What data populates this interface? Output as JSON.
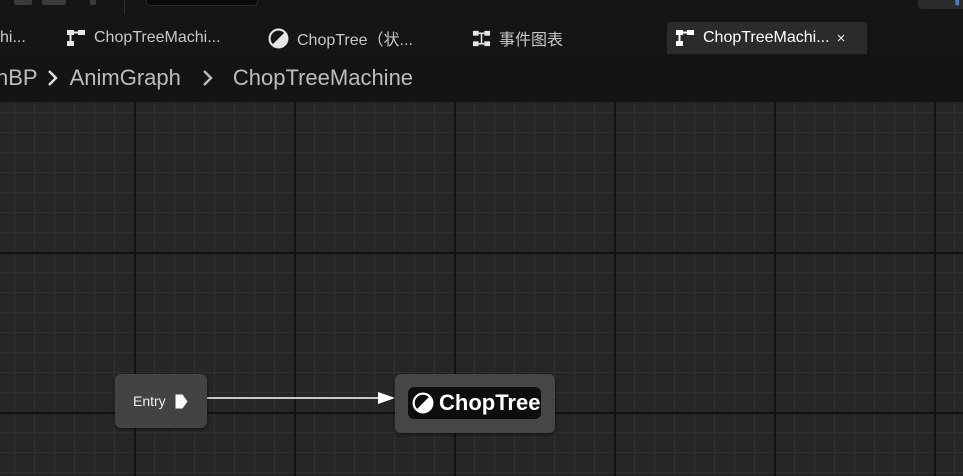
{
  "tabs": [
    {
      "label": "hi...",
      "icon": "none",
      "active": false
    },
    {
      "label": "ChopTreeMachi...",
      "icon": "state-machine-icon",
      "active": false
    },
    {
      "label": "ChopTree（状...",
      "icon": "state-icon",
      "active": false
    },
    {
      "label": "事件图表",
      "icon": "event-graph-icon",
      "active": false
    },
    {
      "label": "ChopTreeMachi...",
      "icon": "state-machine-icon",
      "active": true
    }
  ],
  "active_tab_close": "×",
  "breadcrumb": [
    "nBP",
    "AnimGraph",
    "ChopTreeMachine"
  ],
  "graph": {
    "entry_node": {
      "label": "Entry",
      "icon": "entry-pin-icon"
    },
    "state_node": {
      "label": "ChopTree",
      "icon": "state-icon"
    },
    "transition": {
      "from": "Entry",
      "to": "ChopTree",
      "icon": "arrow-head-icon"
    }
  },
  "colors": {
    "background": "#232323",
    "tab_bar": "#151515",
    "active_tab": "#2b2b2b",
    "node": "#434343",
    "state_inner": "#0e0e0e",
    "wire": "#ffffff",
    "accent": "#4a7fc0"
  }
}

GIVEN TASK
Can the entries above be repeated exactly, without their pictures?

SOLUTION TO THIS PROBLEM
What data populates this interface? Output as JSON.
{
  "tabs": [
    {
      "label": "hi...",
      "icon": "none",
      "active": false
    },
    {
      "label": "ChopTreeMachi...",
      "icon": "state-machine-icon",
      "active": false
    },
    {
      "label": "ChopTree（状...",
      "icon": "state-icon",
      "active": false
    },
    {
      "label": "事件图表",
      "icon": "event-graph-icon",
      "active": false
    },
    {
      "label": "ChopTreeMachi...",
      "icon": "state-machine-icon",
      "active": true
    }
  ],
  "active_tab_close": "×",
  "breadcrumb": [
    "nBP",
    "AnimGraph",
    "ChopTreeMachine"
  ],
  "graph": {
    "entry_node": {
      "label": "Entry",
      "icon": "entry-pin-icon"
    },
    "state_node": {
      "label": "ChopTree",
      "icon": "state-icon"
    },
    "transition": {
      "from": "Entry",
      "to": "ChopTree",
      "icon": "arrow-head-icon"
    }
  },
  "colors": {
    "background": "#232323",
    "tab_bar": "#151515",
    "active_tab": "#2b2b2b",
    "node": "#434343",
    "state_inner": "#0e0e0e",
    "wire": "#ffffff",
    "accent": "#4a7fc0"
  }
}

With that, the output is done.